**Available data:**
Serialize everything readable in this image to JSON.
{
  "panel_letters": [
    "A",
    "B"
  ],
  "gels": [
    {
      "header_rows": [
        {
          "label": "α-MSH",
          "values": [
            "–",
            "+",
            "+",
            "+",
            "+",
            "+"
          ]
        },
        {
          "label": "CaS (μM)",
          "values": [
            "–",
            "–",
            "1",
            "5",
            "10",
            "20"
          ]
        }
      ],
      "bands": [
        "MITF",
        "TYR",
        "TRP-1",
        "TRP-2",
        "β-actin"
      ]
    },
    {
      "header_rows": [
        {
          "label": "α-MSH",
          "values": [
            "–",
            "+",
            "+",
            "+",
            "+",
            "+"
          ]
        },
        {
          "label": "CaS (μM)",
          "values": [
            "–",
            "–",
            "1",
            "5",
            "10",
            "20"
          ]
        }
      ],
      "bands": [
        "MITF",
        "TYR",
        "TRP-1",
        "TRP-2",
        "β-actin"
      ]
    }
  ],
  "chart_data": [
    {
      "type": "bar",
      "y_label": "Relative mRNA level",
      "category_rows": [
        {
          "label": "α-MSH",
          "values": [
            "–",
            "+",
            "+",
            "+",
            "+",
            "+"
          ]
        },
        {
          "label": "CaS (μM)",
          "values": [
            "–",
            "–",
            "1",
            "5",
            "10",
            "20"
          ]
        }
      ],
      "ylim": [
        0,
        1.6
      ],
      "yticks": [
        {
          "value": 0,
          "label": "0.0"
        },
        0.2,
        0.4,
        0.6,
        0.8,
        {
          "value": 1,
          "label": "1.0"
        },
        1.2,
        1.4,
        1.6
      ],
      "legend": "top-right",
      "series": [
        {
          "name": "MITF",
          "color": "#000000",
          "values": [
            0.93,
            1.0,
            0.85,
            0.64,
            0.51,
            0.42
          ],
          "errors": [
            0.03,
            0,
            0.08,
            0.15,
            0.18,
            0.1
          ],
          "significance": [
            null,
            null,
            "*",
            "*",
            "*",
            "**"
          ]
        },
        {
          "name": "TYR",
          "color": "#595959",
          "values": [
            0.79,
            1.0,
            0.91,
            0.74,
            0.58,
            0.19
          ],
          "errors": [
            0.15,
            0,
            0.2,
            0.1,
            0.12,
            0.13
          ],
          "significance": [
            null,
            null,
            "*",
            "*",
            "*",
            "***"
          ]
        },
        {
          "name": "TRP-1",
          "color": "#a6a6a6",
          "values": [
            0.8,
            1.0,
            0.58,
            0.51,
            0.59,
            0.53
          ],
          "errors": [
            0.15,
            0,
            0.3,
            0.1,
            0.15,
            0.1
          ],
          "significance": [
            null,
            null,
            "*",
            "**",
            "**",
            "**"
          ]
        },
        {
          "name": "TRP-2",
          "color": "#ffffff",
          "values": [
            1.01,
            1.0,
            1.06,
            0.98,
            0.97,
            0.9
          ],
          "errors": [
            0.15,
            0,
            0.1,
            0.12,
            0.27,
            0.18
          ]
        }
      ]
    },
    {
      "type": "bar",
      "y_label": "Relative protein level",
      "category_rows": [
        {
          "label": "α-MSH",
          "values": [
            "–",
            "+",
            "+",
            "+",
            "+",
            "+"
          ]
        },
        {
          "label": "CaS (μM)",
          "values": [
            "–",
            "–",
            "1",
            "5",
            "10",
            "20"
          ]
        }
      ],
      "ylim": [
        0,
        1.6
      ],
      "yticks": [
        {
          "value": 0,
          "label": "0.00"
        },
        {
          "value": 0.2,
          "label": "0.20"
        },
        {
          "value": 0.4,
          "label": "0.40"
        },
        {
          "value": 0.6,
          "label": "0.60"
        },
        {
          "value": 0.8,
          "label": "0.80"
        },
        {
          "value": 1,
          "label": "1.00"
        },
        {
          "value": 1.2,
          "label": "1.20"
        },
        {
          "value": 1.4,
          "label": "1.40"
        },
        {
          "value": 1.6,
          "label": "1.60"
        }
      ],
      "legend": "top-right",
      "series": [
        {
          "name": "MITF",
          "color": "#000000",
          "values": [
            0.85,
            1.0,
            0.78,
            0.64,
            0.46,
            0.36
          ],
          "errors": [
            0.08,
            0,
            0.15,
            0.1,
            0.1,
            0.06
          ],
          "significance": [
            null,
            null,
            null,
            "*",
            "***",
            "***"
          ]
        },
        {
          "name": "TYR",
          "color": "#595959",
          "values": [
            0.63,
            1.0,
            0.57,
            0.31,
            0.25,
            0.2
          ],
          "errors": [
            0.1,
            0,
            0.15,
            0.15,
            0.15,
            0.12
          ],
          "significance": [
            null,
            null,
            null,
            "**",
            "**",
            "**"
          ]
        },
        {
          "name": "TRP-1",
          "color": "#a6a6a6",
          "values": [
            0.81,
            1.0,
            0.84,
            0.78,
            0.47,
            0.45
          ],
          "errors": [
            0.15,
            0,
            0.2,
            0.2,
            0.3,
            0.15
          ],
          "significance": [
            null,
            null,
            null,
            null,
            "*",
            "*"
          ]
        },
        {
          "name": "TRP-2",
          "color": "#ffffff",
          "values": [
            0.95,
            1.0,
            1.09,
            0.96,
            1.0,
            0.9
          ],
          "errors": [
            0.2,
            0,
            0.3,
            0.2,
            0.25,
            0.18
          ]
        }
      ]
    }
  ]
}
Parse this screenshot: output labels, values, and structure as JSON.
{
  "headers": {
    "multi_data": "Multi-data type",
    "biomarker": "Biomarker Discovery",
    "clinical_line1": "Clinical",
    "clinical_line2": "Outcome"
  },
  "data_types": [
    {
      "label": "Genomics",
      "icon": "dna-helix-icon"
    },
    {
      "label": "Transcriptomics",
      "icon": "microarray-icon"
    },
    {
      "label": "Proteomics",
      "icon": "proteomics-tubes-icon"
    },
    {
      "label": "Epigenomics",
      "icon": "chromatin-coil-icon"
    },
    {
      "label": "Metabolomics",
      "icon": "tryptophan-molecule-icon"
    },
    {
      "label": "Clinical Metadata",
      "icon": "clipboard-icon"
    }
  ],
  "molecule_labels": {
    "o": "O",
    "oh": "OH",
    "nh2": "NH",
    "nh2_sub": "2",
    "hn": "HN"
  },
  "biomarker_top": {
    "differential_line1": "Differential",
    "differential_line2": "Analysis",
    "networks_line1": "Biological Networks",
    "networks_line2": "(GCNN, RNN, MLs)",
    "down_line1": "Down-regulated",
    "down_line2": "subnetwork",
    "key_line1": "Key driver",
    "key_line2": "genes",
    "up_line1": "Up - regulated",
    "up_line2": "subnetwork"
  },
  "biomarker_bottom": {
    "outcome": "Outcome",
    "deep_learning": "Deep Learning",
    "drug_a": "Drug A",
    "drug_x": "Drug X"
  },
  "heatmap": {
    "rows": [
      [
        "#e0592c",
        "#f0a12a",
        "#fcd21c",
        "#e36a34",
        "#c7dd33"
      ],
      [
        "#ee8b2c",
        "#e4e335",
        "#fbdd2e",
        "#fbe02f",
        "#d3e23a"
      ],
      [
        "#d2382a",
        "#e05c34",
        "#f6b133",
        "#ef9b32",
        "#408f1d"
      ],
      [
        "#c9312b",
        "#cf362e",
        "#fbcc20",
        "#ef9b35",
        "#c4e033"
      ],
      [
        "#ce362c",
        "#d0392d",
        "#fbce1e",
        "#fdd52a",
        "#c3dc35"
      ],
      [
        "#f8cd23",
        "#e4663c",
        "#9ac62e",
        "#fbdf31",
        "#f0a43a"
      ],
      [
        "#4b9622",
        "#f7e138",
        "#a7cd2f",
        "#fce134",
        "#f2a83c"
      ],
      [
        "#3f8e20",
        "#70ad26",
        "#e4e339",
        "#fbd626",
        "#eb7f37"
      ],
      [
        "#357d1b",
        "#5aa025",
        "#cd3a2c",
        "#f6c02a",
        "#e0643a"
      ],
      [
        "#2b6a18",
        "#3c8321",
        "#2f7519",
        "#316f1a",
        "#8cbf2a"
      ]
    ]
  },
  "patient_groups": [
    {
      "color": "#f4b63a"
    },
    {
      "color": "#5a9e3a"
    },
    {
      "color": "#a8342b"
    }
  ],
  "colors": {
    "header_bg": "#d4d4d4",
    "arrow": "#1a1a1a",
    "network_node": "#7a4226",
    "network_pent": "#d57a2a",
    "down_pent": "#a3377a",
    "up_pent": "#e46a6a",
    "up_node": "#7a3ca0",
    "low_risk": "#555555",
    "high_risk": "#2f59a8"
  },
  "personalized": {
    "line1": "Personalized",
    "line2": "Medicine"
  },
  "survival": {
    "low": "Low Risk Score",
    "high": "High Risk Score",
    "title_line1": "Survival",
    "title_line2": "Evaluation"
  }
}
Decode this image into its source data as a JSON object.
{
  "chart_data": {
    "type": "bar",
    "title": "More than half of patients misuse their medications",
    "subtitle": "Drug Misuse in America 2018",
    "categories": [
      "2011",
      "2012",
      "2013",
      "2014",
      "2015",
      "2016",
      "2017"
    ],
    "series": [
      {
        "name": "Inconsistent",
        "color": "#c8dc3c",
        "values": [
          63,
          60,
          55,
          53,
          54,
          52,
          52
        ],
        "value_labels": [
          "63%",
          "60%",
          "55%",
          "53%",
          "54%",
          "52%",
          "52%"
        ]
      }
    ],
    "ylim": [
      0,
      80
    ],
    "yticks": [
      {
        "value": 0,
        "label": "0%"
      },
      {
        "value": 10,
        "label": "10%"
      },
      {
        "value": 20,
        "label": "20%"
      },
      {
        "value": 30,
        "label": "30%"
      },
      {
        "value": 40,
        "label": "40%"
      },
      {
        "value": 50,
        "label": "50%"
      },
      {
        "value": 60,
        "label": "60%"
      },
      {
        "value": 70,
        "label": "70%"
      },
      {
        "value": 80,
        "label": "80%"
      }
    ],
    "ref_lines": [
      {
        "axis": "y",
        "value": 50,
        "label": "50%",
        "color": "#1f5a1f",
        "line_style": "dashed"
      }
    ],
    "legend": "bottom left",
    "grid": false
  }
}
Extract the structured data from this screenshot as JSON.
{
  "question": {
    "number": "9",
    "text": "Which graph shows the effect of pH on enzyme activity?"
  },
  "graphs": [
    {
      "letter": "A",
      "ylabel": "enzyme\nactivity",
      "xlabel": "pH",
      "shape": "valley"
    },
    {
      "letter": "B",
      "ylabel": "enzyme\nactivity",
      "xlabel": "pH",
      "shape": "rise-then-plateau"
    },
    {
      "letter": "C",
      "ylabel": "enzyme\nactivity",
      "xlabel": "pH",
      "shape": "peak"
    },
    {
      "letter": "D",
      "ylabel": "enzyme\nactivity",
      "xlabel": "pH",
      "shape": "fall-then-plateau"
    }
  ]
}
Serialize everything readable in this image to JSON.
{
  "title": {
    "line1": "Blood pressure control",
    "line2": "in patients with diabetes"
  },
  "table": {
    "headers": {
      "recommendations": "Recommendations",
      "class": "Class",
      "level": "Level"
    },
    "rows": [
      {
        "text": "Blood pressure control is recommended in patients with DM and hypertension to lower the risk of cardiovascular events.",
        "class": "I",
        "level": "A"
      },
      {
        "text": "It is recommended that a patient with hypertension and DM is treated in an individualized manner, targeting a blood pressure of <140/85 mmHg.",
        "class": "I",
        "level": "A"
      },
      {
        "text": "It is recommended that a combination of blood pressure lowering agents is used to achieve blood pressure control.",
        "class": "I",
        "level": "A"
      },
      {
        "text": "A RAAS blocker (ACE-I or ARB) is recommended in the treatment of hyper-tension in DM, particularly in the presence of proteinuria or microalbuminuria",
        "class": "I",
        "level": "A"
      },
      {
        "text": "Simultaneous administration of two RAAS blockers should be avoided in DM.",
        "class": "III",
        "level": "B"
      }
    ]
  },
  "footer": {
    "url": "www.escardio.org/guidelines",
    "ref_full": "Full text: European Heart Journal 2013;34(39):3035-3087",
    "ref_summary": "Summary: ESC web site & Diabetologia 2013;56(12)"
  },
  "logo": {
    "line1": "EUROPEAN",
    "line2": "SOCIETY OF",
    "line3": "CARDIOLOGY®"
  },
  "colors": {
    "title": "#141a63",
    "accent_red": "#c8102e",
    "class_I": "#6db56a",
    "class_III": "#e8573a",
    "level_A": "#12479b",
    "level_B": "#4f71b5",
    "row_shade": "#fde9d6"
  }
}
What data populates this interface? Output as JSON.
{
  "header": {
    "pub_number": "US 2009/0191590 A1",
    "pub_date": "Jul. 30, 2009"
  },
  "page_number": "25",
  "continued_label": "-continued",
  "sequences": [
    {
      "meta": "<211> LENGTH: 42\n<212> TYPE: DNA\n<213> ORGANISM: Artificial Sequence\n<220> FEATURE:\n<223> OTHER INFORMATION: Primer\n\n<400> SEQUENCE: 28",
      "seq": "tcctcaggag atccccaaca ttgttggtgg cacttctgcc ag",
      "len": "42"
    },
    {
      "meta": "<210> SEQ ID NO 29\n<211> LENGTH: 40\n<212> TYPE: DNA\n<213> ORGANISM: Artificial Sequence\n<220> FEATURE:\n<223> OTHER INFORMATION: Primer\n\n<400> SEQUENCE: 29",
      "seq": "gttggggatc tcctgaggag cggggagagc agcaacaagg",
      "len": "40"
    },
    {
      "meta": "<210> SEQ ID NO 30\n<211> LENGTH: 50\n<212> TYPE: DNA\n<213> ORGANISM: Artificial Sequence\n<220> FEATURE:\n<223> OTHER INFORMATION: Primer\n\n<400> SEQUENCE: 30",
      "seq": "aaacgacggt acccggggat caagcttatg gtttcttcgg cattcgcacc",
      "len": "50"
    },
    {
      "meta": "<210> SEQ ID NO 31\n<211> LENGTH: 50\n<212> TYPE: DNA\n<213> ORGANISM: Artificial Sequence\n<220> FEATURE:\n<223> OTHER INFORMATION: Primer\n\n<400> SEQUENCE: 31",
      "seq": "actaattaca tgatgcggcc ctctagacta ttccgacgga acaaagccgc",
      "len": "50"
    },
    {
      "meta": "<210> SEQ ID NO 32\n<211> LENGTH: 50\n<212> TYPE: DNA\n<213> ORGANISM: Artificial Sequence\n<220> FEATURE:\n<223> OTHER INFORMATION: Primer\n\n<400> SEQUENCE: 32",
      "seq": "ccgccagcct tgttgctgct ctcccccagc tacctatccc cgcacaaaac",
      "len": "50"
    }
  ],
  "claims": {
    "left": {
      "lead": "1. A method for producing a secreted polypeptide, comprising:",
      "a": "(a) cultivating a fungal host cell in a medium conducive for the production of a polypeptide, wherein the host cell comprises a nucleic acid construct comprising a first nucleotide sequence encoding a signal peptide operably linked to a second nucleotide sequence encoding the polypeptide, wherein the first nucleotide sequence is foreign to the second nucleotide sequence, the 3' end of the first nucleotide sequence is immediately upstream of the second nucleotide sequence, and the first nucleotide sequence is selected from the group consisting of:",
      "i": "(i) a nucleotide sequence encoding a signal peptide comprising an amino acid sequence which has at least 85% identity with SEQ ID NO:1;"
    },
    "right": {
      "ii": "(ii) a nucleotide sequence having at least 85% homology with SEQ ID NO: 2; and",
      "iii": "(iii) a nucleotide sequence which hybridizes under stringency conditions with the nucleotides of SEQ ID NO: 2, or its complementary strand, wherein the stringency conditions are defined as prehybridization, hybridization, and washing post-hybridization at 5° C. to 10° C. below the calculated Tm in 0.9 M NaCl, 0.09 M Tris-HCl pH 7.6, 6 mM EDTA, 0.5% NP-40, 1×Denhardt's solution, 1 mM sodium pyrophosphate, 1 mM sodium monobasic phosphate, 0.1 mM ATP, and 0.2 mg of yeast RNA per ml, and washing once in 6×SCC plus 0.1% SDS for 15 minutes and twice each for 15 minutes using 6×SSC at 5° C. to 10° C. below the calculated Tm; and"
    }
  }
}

**Exercise instructions:** Search the entries for the word "text" and copy every line that holds it.

**Output of the exercise:**
    "text": "Which graph shows the effect of pH on enzyme activity?"
        "text": "Blood pressure control is recommended in patients with DM and hypertension to lower the risk of cardiovascular events.",
        "text": "It is recommended that a patient with hypertension and DM is treated in an individualized manner, targeting a blood pressure of <140/85 mmHg.",
        "text": "It is recommended that a combination of blood pressure lowering agents is used to achieve blood pressure control.",
        "text": "A RAAS blocker (ACE-I or ARB) is recommended in the treatment of hyper-tension in DM, particularly in the presence of proteinuria or microalbuminuria",
        "text": "Simultaneous administration of two RAAS blockers should be avoided in DM.",
    "ref_full": "Full text: European Heart Journal 2013;34(39):3035-3087",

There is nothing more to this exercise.